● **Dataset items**
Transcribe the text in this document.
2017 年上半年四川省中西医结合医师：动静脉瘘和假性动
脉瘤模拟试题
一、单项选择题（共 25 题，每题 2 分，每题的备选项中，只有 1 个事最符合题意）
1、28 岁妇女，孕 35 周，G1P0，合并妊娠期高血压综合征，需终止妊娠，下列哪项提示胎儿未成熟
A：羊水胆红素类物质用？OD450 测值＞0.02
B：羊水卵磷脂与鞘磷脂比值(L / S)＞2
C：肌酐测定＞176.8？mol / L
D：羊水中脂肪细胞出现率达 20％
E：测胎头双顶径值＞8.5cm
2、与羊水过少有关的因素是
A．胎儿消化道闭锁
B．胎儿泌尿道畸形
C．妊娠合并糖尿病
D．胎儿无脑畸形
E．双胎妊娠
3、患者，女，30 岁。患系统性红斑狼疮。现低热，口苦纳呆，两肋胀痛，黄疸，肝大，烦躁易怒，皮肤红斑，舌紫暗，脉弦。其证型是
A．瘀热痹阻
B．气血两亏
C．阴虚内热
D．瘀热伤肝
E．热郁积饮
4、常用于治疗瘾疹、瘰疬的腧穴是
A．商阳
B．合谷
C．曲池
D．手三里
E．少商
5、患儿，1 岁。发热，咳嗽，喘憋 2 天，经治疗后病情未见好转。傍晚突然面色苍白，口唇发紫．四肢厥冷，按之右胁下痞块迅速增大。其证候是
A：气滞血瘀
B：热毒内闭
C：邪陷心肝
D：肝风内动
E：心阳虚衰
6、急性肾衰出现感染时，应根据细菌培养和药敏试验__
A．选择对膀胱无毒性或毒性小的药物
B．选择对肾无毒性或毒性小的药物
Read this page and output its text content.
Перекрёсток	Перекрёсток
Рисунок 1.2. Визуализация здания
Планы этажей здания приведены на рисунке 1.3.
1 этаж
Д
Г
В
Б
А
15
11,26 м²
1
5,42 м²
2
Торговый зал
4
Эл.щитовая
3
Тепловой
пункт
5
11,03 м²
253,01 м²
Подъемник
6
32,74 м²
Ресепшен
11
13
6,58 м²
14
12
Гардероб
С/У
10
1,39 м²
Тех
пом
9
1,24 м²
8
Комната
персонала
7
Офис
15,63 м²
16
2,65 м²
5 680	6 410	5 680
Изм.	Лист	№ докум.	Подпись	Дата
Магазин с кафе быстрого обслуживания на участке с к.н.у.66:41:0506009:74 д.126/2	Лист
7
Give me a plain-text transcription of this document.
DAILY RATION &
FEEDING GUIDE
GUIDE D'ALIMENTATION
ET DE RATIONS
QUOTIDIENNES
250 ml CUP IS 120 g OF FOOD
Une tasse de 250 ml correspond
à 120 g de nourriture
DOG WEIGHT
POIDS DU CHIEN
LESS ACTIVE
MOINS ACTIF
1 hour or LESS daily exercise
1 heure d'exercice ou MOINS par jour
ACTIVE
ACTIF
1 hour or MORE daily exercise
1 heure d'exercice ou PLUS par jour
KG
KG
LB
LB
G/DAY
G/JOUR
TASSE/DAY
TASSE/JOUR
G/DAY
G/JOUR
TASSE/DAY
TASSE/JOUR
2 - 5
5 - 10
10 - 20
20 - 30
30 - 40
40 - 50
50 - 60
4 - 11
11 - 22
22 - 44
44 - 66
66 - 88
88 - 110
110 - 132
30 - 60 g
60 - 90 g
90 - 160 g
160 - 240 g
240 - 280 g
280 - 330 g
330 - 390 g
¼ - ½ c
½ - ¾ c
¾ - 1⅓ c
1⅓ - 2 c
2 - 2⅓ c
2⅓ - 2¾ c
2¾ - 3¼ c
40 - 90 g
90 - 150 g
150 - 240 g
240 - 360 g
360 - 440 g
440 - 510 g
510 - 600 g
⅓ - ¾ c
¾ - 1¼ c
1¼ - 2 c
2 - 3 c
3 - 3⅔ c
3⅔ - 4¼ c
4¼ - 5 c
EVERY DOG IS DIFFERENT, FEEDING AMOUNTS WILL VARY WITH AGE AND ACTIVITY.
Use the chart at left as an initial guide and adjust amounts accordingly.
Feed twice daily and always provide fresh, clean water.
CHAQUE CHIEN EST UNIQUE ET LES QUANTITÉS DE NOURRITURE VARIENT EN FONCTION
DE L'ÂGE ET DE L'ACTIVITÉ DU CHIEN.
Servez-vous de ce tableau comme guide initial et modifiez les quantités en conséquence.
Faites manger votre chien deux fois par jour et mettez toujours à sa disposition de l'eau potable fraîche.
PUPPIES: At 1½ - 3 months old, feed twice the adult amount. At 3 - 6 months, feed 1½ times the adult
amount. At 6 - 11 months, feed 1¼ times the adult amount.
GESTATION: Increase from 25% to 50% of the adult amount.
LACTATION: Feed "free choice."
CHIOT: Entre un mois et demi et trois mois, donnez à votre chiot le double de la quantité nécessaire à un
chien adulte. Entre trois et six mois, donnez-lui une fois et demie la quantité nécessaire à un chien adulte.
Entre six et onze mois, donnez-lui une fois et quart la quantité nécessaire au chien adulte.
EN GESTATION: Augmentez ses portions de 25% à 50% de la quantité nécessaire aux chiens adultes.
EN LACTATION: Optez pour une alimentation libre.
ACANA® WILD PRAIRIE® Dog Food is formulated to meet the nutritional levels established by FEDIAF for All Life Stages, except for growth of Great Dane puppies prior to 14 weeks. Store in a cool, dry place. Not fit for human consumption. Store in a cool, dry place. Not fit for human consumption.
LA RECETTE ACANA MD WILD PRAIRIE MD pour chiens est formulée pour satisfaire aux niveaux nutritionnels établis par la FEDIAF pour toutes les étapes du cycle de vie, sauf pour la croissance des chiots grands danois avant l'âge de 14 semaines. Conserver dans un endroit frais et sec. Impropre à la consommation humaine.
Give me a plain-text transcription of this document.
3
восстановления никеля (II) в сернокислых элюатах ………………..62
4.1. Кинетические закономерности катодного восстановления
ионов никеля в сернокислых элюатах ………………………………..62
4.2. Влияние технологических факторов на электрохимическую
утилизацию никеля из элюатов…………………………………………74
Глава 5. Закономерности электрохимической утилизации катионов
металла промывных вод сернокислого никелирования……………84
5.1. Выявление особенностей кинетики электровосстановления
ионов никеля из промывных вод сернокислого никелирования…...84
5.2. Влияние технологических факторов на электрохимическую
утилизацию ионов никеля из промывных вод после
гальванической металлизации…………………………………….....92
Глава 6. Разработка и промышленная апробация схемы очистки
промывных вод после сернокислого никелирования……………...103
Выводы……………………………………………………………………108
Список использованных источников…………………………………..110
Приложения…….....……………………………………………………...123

● **PROBLEM DESCRIPTION**
Transcribe all entries exactly as they are given.

● **RESPONSE TO THIS EXERCISE**
Transcribe the text in this document.
2017 年上半年四川省中西医结合医师：动静脉瘘和假性动
脉瘤模拟试题
一、单项选择题（共 25 题，每题 2 分，每题的备选项中，只有 1 个事最符合题意）
1、28 岁妇女，孕 35 周，G1P0，合并妊娠期高血压综合征，需终止妊娠，下列哪项提示胎儿未成熟
A：羊水胆红素类物质用？OD450 测值＞0.02
B：羊水卵磷脂与鞘磷脂比值(L / S)＞2
C：肌酐测定＞176.8？mol / L
D：羊水中脂肪细胞出现率达 20％
E：测胎头双顶径值＞8.5cm
2、与羊水过少有关的因素是
A．胎儿消化道闭锁
B．胎儿泌尿道畸形
C．妊娠合并糖尿病
D．胎儿无脑畸形
E．双胎妊娠
3、患者，女，30 岁。患系统性红斑狼疮。现低热，口苦纳呆，两肋胀痛，黄疸，肝大，烦躁易怒，皮肤红斑，舌紫暗，脉弦。其证型是
A．瘀热痹阻
B．气血两亏
C．阴虚内热
D．瘀热伤肝
E．热郁积饮
4、常用于治疗瘾疹、瘰疬的腧穴是
A．商阳
B．合谷
C．曲池
D．手三里
E．少商
5、患儿，1 岁。发热，咳嗽，喘憋 2 天，经治疗后病情未见好转。傍晚突然面色苍白，口唇发紫．四肢厥冷，按之右胁下痞块迅速增大。其证候是
A：气滞血瘀
B：热毒内闭
C：邪陷心肝
D：肝风内动
E：心阳虚衰
6、急性肾衰出现感染时，应根据细菌培养和药敏试验__
A．选择对膀胱无毒性或毒性小的药物
B．选择对肾无毒性或毒性小的药物
Read this page and output its text content.
Перекрёсток	Перекрёсток
Рисунок 1.2. Визуализация здания
Планы этажей здания приведены на рисунке 1.3.
1 этаж
Д
Г
В
Б
А
15
11,26 м²
1
5,42 м²
2
Торговый зал
4
Эл.щитовая
3
Тепловой
пункт
5
11,03 м²
253,01 м²
Подъемник
6
32,74 м²
Ресепшен
11
13
6,58 м²
14
12
Гардероб
С/У
10
1,39 м²
Тех
пом
9
1,24 м²
8
Комната
персонала
7
Офис
15,63 м²
16
2,65 м²
5 680	6 410	5 680
Изм.	Лист	№ докум.	Подпись	Дата
Магазин с кафе быстрого обслуживания на участке с к.н.у.66:41:0506009:74 д.126/2	Лист
7
Give me a plain-text transcription of this document.
DAILY RATION &
FEEDING GUIDE
GUIDE D'ALIMENTATION
ET DE RATIONS
QUOTIDIENNES
250 ml CUP IS 120 g OF FOOD
Une tasse de 250 ml correspond
à 120 g de nourriture
DOG WEIGHT
POIDS DU CHIEN
LESS ACTIVE
MOINS ACTIF
1 hour or LESS daily exercise
1 heure d'exercice ou MOINS par jour
ACTIVE
ACTIF
1 hour or MORE daily exercise
1 heure d'exercice ou PLUS par jour
KG
KG
LB
LB
G/DAY
G/JOUR
TASSE/DAY
TASSE/JOUR
G/DAY
G/JOUR
TASSE/DAY
TASSE/JOUR
2 - 5
5 - 10
10 - 20
20 - 30
30 - 40
40 - 50
50 - 60
4 - 11
11 - 22
22 - 44
44 - 66
66 - 88
88 - 110
110 - 132
30 - 60 g
60 - 90 g
90 - 160 g
160 - 240 g
240 - 280 g
280 - 330 g
330 - 390 g
¼ - ½ c
½ - ¾ c
¾ - 1⅓ c
1⅓ - 2 c
2 - 2⅓ c
2⅓ - 2¾ c
2¾ - 3¼ c
40 - 90 g
90 - 150 g
150 - 240 g
240 - 360 g
360 - 440 g
440 - 510 g
510 - 600 g
⅓ - ¾ c
¾ - 1¼ c
1¼ - 2 c
2 - 3 c
3 - 3⅔ c
3⅔ - 4¼ c
4¼ - 5 c
EVERY DOG IS DIFFERENT, FEEDING AMOUNTS WILL VARY WITH AGE AND ACTIVITY.
Use the chart at left as an initial guide and adjust amounts accordingly.
Feed twice daily and always provide fresh, clean water.
CHAQUE CHIEN EST UNIQUE ET LES QUANTITÉS DE NOURRITURE VARIENT EN FONCTION
DE L'ÂGE ET DE L'ACTIVITÉ DU CHIEN.
Servez-vous de ce tableau comme guide initial et modifiez les quantités en conséquence.
Faites manger votre chien deux fois par jour et mettez toujours à sa disposition de l'eau potable fraîche.
PUPPIES: At 1½ - 3 months old, feed twice the adult amount. At 3 - 6 months, feed 1½ times the adult
amount. At 6 - 11 months, feed 1¼ times the adult amount.
GESTATION: Increase from 25% to 50% of the adult amount.
LACTATION: Feed "free choice."
CHIOT: Entre un mois et demi et trois mois, donnez à votre chiot le double de la quantité nécessaire à un
chien adulte. Entre trois et six mois, donnez-lui une fois et demie la quantité nécessaire à un chien adulte.
Entre six et onze mois, donnez-lui une fois et quart la quantité nécessaire au chien adulte.
EN GESTATION: Augmentez ses portions de 25% à 50% de la quantité nécessaire aux chiens adultes.
EN LACTATION: Optez pour une alimentation libre.
ACANA® WILD PRAIRIE® Dog Food is formulated to meet the nutritional levels established by FEDIAF for All Life Stages, except for growth of Great Dane puppies prior to 14 weeks. Store in a cool, dry place. Not fit for human consumption. Store in a cool, dry place. Not fit for human consumption.
LA RECETTE ACANA MD WILD PRAIRIE MD pour chiens est formulée pour satisfaire aux niveaux nutritionnels établis par la FEDIAF pour toutes les étapes du cycle de vie, sauf pour la croissance des chiots grands danois avant l'âge de 14 semaines. Conserver dans un endroit frais et sec. Impropre à la consommation humaine.
Give me a plain-text transcription of this document.
3
восстановления никеля (II) в сернокислых элюатах ………………..62
4.1. Кинетические закономерности катодного восстановления
ионов никеля в сернокислых элюатах ………………………………..62
4.2. Влияние технологических факторов на электрохимическую
утилизацию никеля из элюатов…………………………………………74
Глава 5. Закономерности электрохимической утилизации катионов
металла промывных вод сернокислого никелирования……………84
5.1. Выявление особенностей кинетики электровосстановления
ионов никеля из промывных вод сернокислого никелирования…...84
5.2. Влияние технологических факторов на электрохимическую
утилизацию ионов никеля из промывных вод после
гальванической металлизации…………………………………….....92
Глава 6. Разработка и промышленная апробация схемы очистки
промывных вод после сернокислого никелирования……………...103
Выводы……………………………………………………………………108
Список использованных источников…………………………………..110
Приложения…….....……………………………………………………...123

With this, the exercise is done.